** START EXERCISE INPUTS **

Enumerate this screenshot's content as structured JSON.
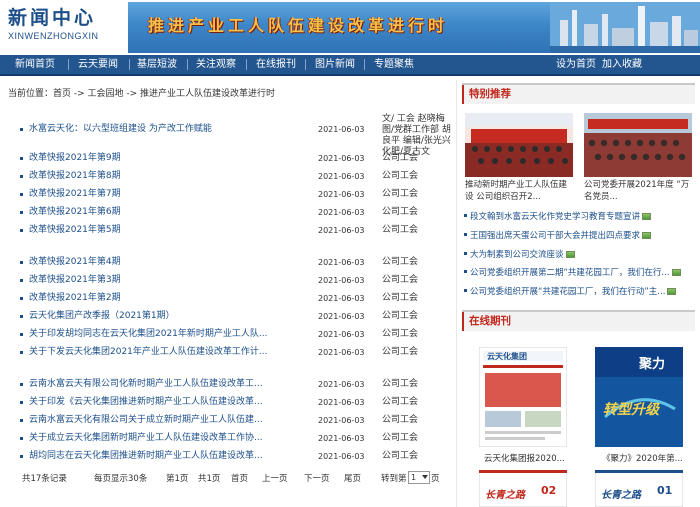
{
  "header": {
    "logo_cn": "新闻中心",
    "logo_en": "XINWENZHONGXIN",
    "slogan": "推进产业工人队伍建设改革进行时"
  },
  "nav": {
    "items": [
      "新闻首页",
      "云天要闻",
      "基层短波",
      "关注观察",
      "在线报刊",
      "图片新闻",
      "专题聚焦"
    ],
    "right": [
      "设为首页",
      "加入收藏"
    ]
  },
  "breadcrumb": "当前位置：首页 -> 工会园地 -> 推进产业工人队伍建设改革进行时",
  "articles": [
    {
      "title": "水富云天化：以六型班组建设 为产改工作赋能",
      "date": "2021-06-03",
      "source": "文/ 工会 赵晓梅 图/党群工作部 胡良平 编辑/张光兴 化肥/夏古文"
    },
    {
      "title": "改革快报2021年第9期",
      "date": "2021-06-03",
      "source": "公司工会"
    },
    {
      "title": "改革快报2021年第8期",
      "date": "2021-06-03",
      "source": "公司工会"
    },
    {
      "title": "改革快报2021年第7期",
      "date": "2021-06-03",
      "source": "公司工会"
    },
    {
      "title": "改革快报2021年第6期",
      "date": "2021-06-03",
      "source": "公司工会"
    },
    {
      "title": "改革快报2021年第5期",
      "date": "2021-06-03",
      "source": "公司工会"
    },
    {
      "title": "改革快报2021年第4期",
      "date": "2021-06-03",
      "source": "公司工会"
    },
    {
      "title": "改革快报2021年第3期",
      "date": "2021-06-03",
      "source": "公司工会"
    },
    {
      "title": "改革快报2021年第2期",
      "date": "2021-06-03",
      "source": "公司工会"
    },
    {
      "title": "云天化集团产改季报（2021第1期）",
      "date": "2021-06-03",
      "source": "公司工会"
    },
    {
      "title": "关于印发胡均同志在云天化集团2021年新时期产业工人队...",
      "date": "2021-06-03",
      "source": "公司工会"
    },
    {
      "title": "关于下发云天化集团2021年产业工人队伍建设改革工作计...",
      "date": "2021-06-03",
      "source": "公司工会"
    },
    {
      "title": "云南水富云天有限公司化新时期产业工人队伍建设改革工...",
      "date": "2021-06-03",
      "source": "公司工会"
    },
    {
      "title": "关于印发《云天化集团推进新时期产业工人队伍建设改革...",
      "date": "2021-06-03",
      "source": "公司工会"
    },
    {
      "title": "云南水富云天化有限公司关于成立新时期产业工人队伍建...",
      "date": "2021-06-03",
      "source": "公司工会"
    },
    {
      "title": "关于成立云天化集团新时期产业工人队伍建设改革工作协...",
      "date": "2021-06-03",
      "source": "公司工会"
    },
    {
      "title": "胡均同志在云天化集团推进新时期产业工人队伍建设改革...",
      "date": "2021-06-03",
      "source": "公司工会"
    }
  ],
  "pager": {
    "total": "共17条记录",
    "per_page": "每页显示30条",
    "current": "第1页",
    "pages": "共1页",
    "first": "首页",
    "prev": "上一页",
    "next": "下一页",
    "last": "尾页",
    "goto_prefix": "转到第",
    "goto_value": "1",
    "goto_suffix": "页"
  },
  "special": {
    "title": "特别推荐",
    "photos": [
      {
        "caption": "推动新时期产业工人队伍建设 公司组织召开2..."
      },
      {
        "caption": "公司党委开展2021年度 “万名党员..."
      }
    ],
    "items": [
      "段文翰到水富云天化作党史学习教育专题宣讲",
      "王国强出席天蛋公司干部大会并提出四点要求",
      "大为制素到公司交流座谈",
      "公司党委组织开展第二期“共建花园工厂，我们在行...",
      "公司党委组织开展“共建花园工厂，我们在行动”主..."
    ]
  },
  "online": {
    "title": "在线期刊",
    "mags": [
      {
        "caption": "云天化集团报2020...",
        "masthead": "云天化集团"
      },
      {
        "caption": "《聚力》2020年第...",
        "masthead": "聚力",
        "cover_text": "转型升级"
      },
      {
        "masthead": "长青之路",
        "issue": "02"
      },
      {
        "masthead": "长青之路",
        "issue": "01"
      }
    ]
  },
  "colors": {
    "nav_bg": "#23568f",
    "accent_red": "#c0281c",
    "link_blue": "#1d4f8a"
  }
}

** END EXERCISE INPUTS **

__REQUIREMENTS__. Go through the data and count each line that has the word "caption", then give the total alone.

__TASK RESULT__. 4